╭─ The records

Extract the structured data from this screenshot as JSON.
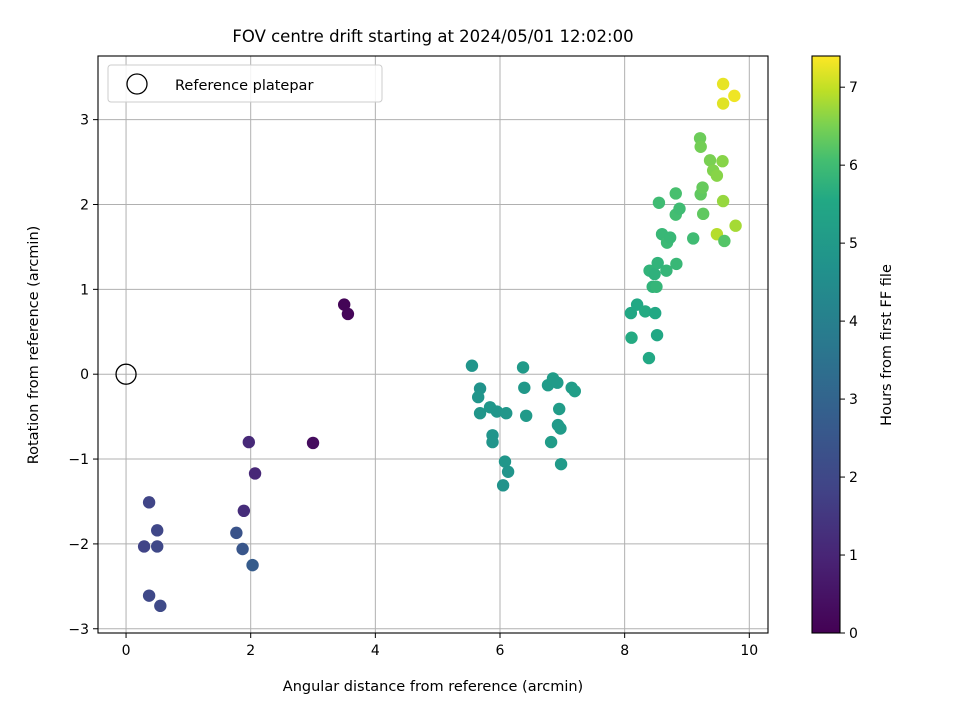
{
  "chart_data": {
    "type": "scatter",
    "title": "FOV centre drift starting at 2024/05/01 12:02:00",
    "xlabel": "Angular distance from reference (arcmin)",
    "ylabel": "Rotation from reference (arcmin)",
    "xlim": [
      -0.45,
      10.3
    ],
    "ylim": [
      -3.05,
      3.75
    ],
    "xticks": [
      0,
      2,
      4,
      6,
      8,
      10
    ],
    "yticks": [
      -3,
      -2,
      -1,
      0,
      1,
      2,
      3
    ],
    "grid": true,
    "legend": {
      "placement": "upper-left",
      "entries": [
        "Reference platepar"
      ]
    },
    "reference": {
      "x": 0,
      "y": 0,
      "label": "Reference platepar"
    },
    "colorbar": {
      "label": "Hours from first FF file",
      "range": [
        0,
        7.4
      ],
      "ticks": [
        0,
        1,
        2,
        3,
        4,
        5,
        6,
        7
      ],
      "colormap": "viridis"
    },
    "points": [
      {
        "x": 3.5,
        "y": 0.82,
        "hours": 0.1
      },
      {
        "x": 3.56,
        "y": 0.71,
        "hours": 0.15
      },
      {
        "x": 3.0,
        "y": -0.81,
        "hours": 0.3
      },
      {
        "x": 1.97,
        "y": -0.8,
        "hours": 1.1
      },
      {
        "x": 2.07,
        "y": -1.17,
        "hours": 1.05
      },
      {
        "x": 1.89,
        "y": -1.61,
        "hours": 1.2
      },
      {
        "x": 0.37,
        "y": -1.51,
        "hours": 1.9
      },
      {
        "x": 0.5,
        "y": -1.84,
        "hours": 1.95
      },
      {
        "x": 0.29,
        "y": -2.03,
        "hours": 1.85
      },
      {
        "x": 0.5,
        "y": -2.03,
        "hours": 2.0
      },
      {
        "x": 0.37,
        "y": -2.61,
        "hours": 2.0
      },
      {
        "x": 0.55,
        "y": -2.73,
        "hours": 2.05
      },
      {
        "x": 1.77,
        "y": -1.87,
        "hours": 2.4
      },
      {
        "x": 1.87,
        "y": -2.06,
        "hours": 2.5
      },
      {
        "x": 2.03,
        "y": -2.25,
        "hours": 2.7
      },
      {
        "x": 5.55,
        "y": 0.1,
        "hours": 4.8
      },
      {
        "x": 5.68,
        "y": -0.17,
        "hours": 4.75
      },
      {
        "x": 5.65,
        "y": -0.27,
        "hours": 4.8
      },
      {
        "x": 5.68,
        "y": -0.46,
        "hours": 4.85
      },
      {
        "x": 5.84,
        "y": -0.39,
        "hours": 4.9
      },
      {
        "x": 5.95,
        "y": -0.44,
        "hours": 4.85
      },
      {
        "x": 6.1,
        "y": -0.46,
        "hours": 4.9
      },
      {
        "x": 5.88,
        "y": -0.72,
        "hours": 4.8
      },
      {
        "x": 5.88,
        "y": -0.8,
        "hours": 4.8
      },
      {
        "x": 6.08,
        "y": -1.03,
        "hours": 4.85
      },
      {
        "x": 6.13,
        "y": -1.15,
        "hours": 4.8
      },
      {
        "x": 6.05,
        "y": -1.31,
        "hours": 4.75
      },
      {
        "x": 6.37,
        "y": 0.08,
        "hours": 5.0
      },
      {
        "x": 6.39,
        "y": -0.16,
        "hours": 4.95
      },
      {
        "x": 6.42,
        "y": -0.49,
        "hours": 5.0
      },
      {
        "x": 6.77,
        "y": -0.13,
        "hours": 5.05
      },
      {
        "x": 6.85,
        "y": -0.05,
        "hours": 5.1
      },
      {
        "x": 6.92,
        "y": -0.1,
        "hours": 5.05
      },
      {
        "x": 6.95,
        "y": -0.41,
        "hours": 5.1
      },
      {
        "x": 6.93,
        "y": -0.6,
        "hours": 5.0
      },
      {
        "x": 6.97,
        "y": -0.64,
        "hours": 5.05
      },
      {
        "x": 6.82,
        "y": -0.8,
        "hours": 5.1
      },
      {
        "x": 6.98,
        "y": -1.06,
        "hours": 5.0
      },
      {
        "x": 7.15,
        "y": -0.16,
        "hours": 5.1
      },
      {
        "x": 7.2,
        "y": -0.2,
        "hours": 5.15
      },
      {
        "x": 8.1,
        "y": 0.72,
        "hours": 5.5
      },
      {
        "x": 8.2,
        "y": 0.82,
        "hours": 5.55
      },
      {
        "x": 8.33,
        "y": 0.74,
        "hours": 5.6
      },
      {
        "x": 8.49,
        "y": 0.72,
        "hours": 5.55
      },
      {
        "x": 8.11,
        "y": 0.43,
        "hours": 5.6
      },
      {
        "x": 8.52,
        "y": 0.46,
        "hours": 5.5
      },
      {
        "x": 8.39,
        "y": 0.19,
        "hours": 5.55
      },
      {
        "x": 8.4,
        "y": 1.22,
        "hours": 5.8
      },
      {
        "x": 8.48,
        "y": 1.18,
        "hours": 5.75
      },
      {
        "x": 8.45,
        "y": 1.03,
        "hours": 5.8
      },
      {
        "x": 8.51,
        "y": 1.03,
        "hours": 5.85
      },
      {
        "x": 8.53,
        "y": 1.31,
        "hours": 5.8
      },
      {
        "x": 8.67,
        "y": 1.22,
        "hours": 5.85
      },
      {
        "x": 8.83,
        "y": 1.3,
        "hours": 5.9
      },
      {
        "x": 8.6,
        "y": 1.65,
        "hours": 5.9
      },
      {
        "x": 8.68,
        "y": 1.55,
        "hours": 5.95
      },
      {
        "x": 8.73,
        "y": 1.61,
        "hours": 5.9
      },
      {
        "x": 9.1,
        "y": 1.6,
        "hours": 6.0
      },
      {
        "x": 8.55,
        "y": 2.02,
        "hours": 6.0
      },
      {
        "x": 8.82,
        "y": 1.88,
        "hours": 6.05
      },
      {
        "x": 8.88,
        "y": 1.95,
        "hours": 6.0
      },
      {
        "x": 8.82,
        "y": 2.13,
        "hours": 6.1
      },
      {
        "x": 9.22,
        "y": 2.12,
        "hours": 6.3
      },
      {
        "x": 9.25,
        "y": 2.2,
        "hours": 6.35
      },
      {
        "x": 9.26,
        "y": 1.89,
        "hours": 6.3
      },
      {
        "x": 9.21,
        "y": 2.78,
        "hours": 6.4
      },
      {
        "x": 9.22,
        "y": 2.68,
        "hours": 6.45
      },
      {
        "x": 9.37,
        "y": 2.52,
        "hours": 6.5
      },
      {
        "x": 9.42,
        "y": 2.4,
        "hours": 6.55
      },
      {
        "x": 9.48,
        "y": 2.34,
        "hours": 6.6
      },
      {
        "x": 9.57,
        "y": 2.51,
        "hours": 6.6
      },
      {
        "x": 9.58,
        "y": 2.04,
        "hours": 6.7
      },
      {
        "x": 9.48,
        "y": 1.65,
        "hours": 6.9
      },
      {
        "x": 9.6,
        "y": 1.57,
        "hours": 6.2
      },
      {
        "x": 9.78,
        "y": 1.75,
        "hours": 6.8
      },
      {
        "x": 9.58,
        "y": 3.42,
        "hours": 7.25
      },
      {
        "x": 9.58,
        "y": 3.19,
        "hours": 7.2
      },
      {
        "x": 9.76,
        "y": 3.28,
        "hours": 7.3
      }
    ]
  }
}
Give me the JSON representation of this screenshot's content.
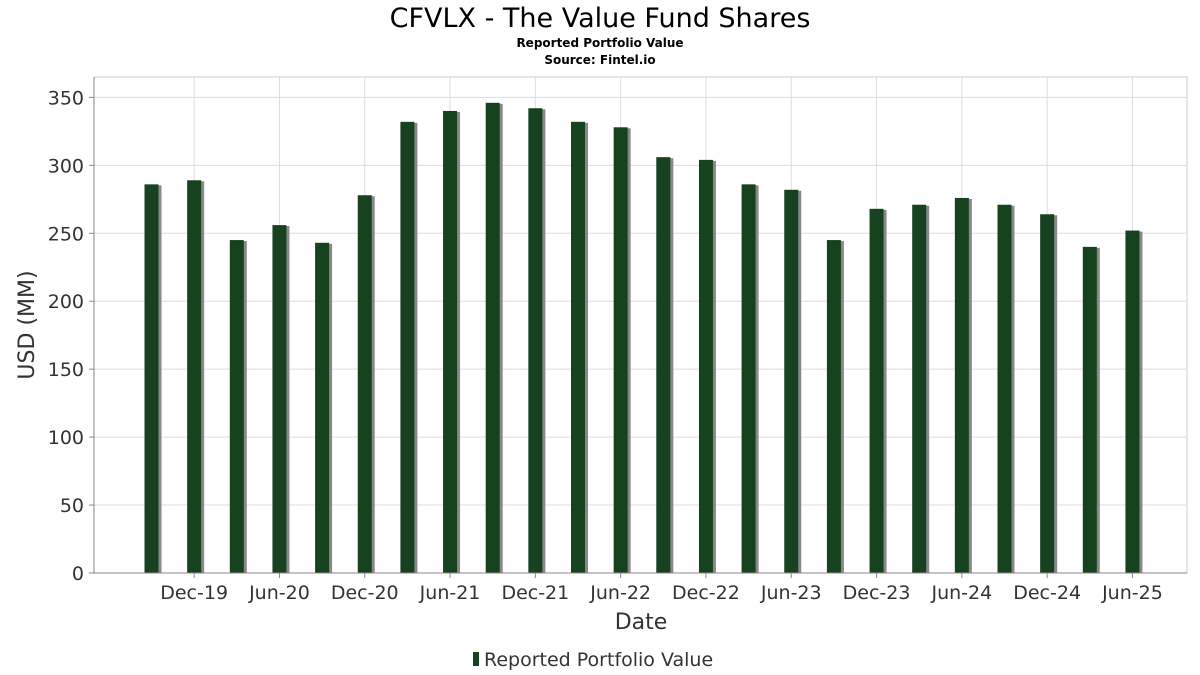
{
  "chart_data": {
    "type": "bar",
    "title": "CFVLX - The Value Fund Shares",
    "subtitle": "Reported Portfolio Value",
    "source": "Source: Fintel.io",
    "xlabel": "Date",
    "ylabel": "USD (MM)",
    "ylim": [
      0,
      365
    ],
    "yticks": [
      0,
      50,
      100,
      150,
      200,
      250,
      300,
      350
    ],
    "grid": true,
    "legend_position": "bottom-center",
    "x_tick_labels": [
      "Dec-19",
      "Jun-20",
      "Dec-20",
      "Jun-21",
      "Dec-21",
      "Jun-22",
      "Dec-22",
      "Jun-23",
      "Dec-23",
      "Jun-24",
      "Dec-24",
      "Jun-25"
    ],
    "series": [
      {
        "name": "Reported Portfolio Value",
        "color": "#17421f",
        "shadow_color": "#888888",
        "values": [
          286,
          289,
          245,
          256,
          243,
          278,
          332,
          340,
          346,
          342,
          332,
          328,
          306,
          304,
          286,
          282,
          245,
          268,
          271,
          276,
          271,
          264,
          240,
          252
        ]
      }
    ]
  }
}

╰─

- _What you should do_: Copy out every line of the listing that contains the string "Portfolio".

- _Solution to this task_:
    "subtitle": "Reported Portfolio Value",
        "name": "Reported Portfolio Value",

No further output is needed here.